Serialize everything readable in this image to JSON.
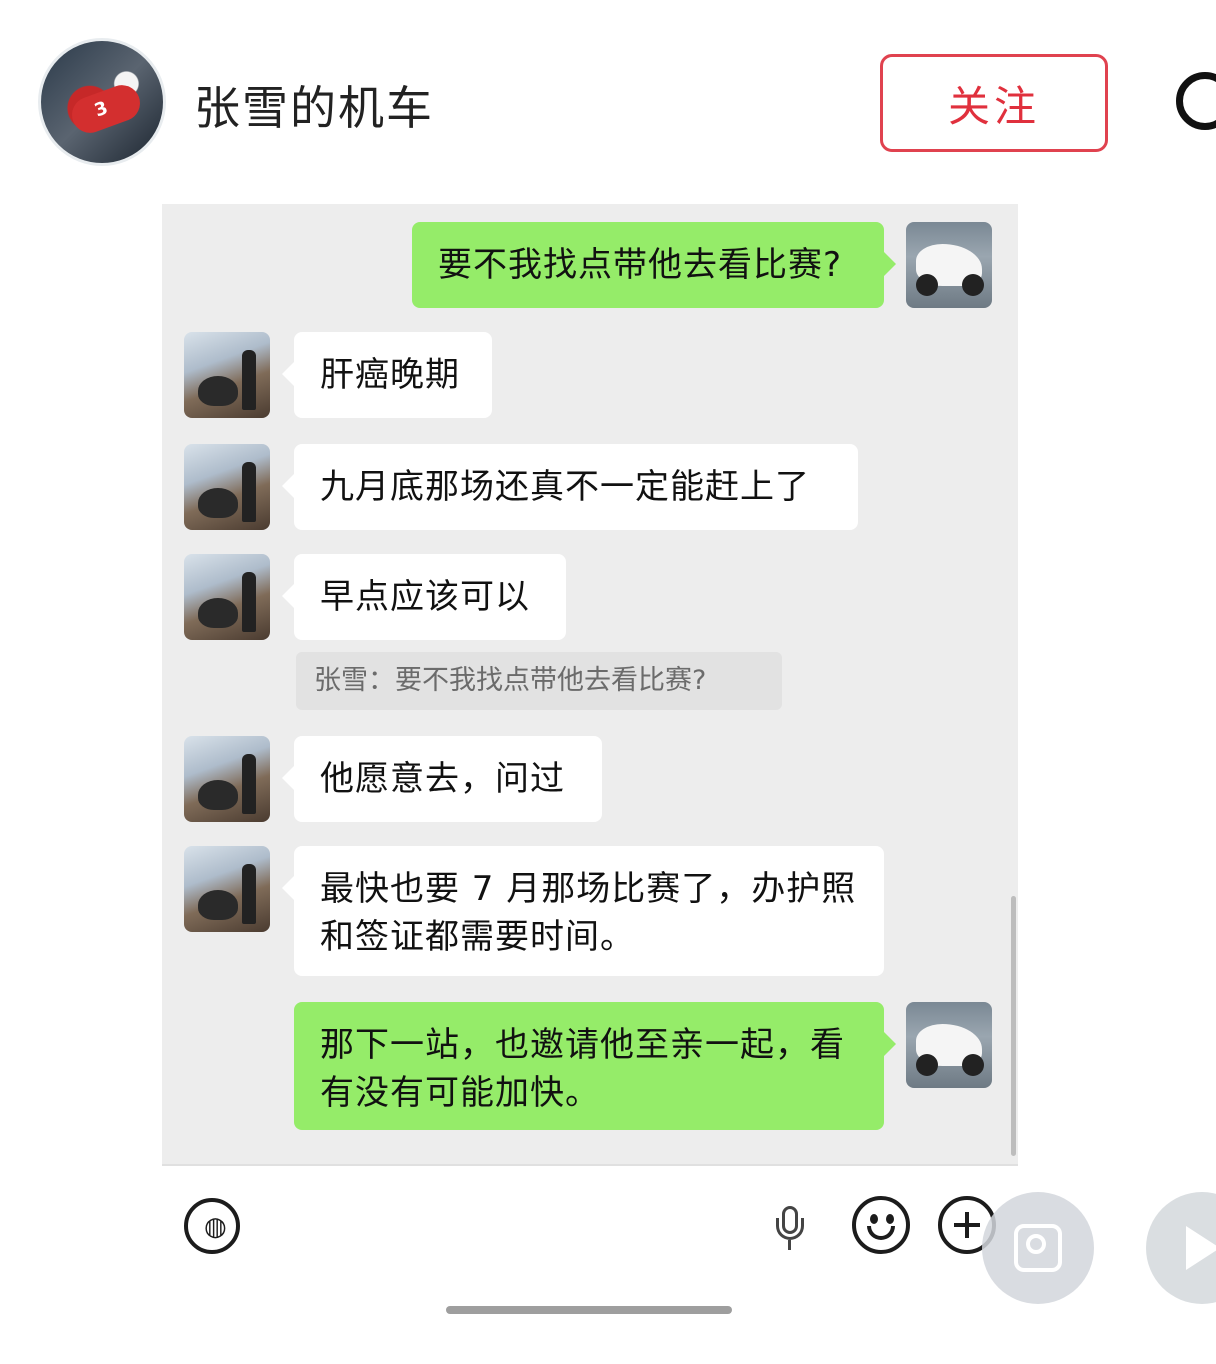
{
  "header": {
    "account_name": "张雪的机车",
    "follow_label": "关注",
    "avatar_number": "3"
  },
  "chat": {
    "messages": [
      {
        "sender": "self",
        "text": "要不我找点带他去看比赛?"
      },
      {
        "sender": "other",
        "text": "肝癌晚期"
      },
      {
        "sender": "other",
        "text": "九月底那场还真不一定能赶上了"
      },
      {
        "sender": "other",
        "text": "早点应该可以"
      },
      {
        "sender": "other",
        "text": "他愿意去，问过"
      },
      {
        "sender": "other",
        "text": "最快也要 7 月那场比赛了，办护照和签证都需要时间。"
      },
      {
        "sender": "self",
        "text": "那下一站，也邀请他至亲一起，看有没有可能加快。"
      }
    ],
    "quoted_reply": "张雪：要不我找点带他去看比赛?"
  },
  "input_bar": {
    "voice_glyph": "◍",
    "icons": [
      "voice-icon",
      "microphone-icon",
      "emoji-icon",
      "plus-icon"
    ]
  },
  "floating_buttons": [
    "lens-search-icon",
    "play-icon"
  ],
  "colors": {
    "follow_border": "#e0424f",
    "self_bubble": "#95ec69",
    "other_bubble": "#ffffff",
    "chat_background": "#ededed"
  }
}
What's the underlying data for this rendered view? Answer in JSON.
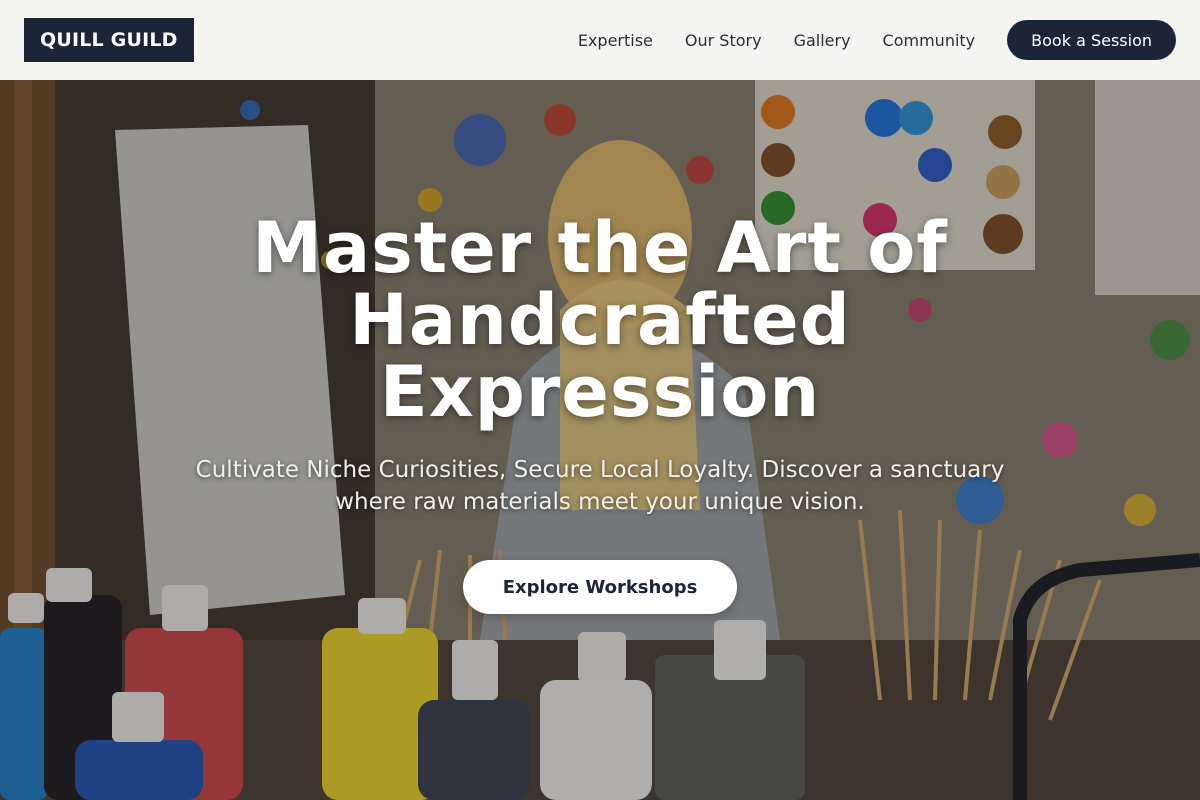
{
  "header": {
    "logo": "QUILL GUILD",
    "nav": [
      {
        "label": "Expertise"
      },
      {
        "label": "Our Story"
      },
      {
        "label": "Gallery"
      },
      {
        "label": "Community"
      }
    ],
    "cta_label": "Book a Session"
  },
  "hero": {
    "headline": "Master the Art of Handcrafted Expression",
    "subhead": "Cultivate Niche Curiosities, Secure Local Loyalty. Discover a sanctuary where raw materials meet your unique vision.",
    "button_label": "Explore Workshops",
    "background_image": "art-studio-paint-bottles-photo"
  },
  "colors": {
    "brand_navy": "#1c2438",
    "header_bg": "#f4f4f3",
    "white": "#ffffff"
  }
}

--- --- ---

* **YOUR TASK**:
Extract, word for word, every line from the one holding "What's the underlying" through the closing line of the data above. Do not include any pictures.

* **WORKED SOLUTION**:
What's the underlying data for this rendered view? Answer in JSON.
{
  "header": {
    "logo": "QUILL GUILD",
    "nav": [
      {
        "label": "Expertise"
      },
      {
        "label": "Our Story"
      },
      {
        "label": "Gallery"
      },
      {
        "label": "Community"
      }
    ],
    "cta_label": "Book a Session"
  },
  "hero": {
    "headline": "Master the Art of Handcrafted Expression",
    "subhead": "Cultivate Niche Curiosities, Secure Local Loyalty. Discover a sanctuary where raw materials meet your unique vision.",
    "button_label": "Explore Workshops",
    "background_image": "art-studio-paint-bottles-photo"
  },
  "colors": {
    "brand_navy": "#1c2438",
    "header_bg": "#f4f4f3",
    "white": "#ffffff"
  }
}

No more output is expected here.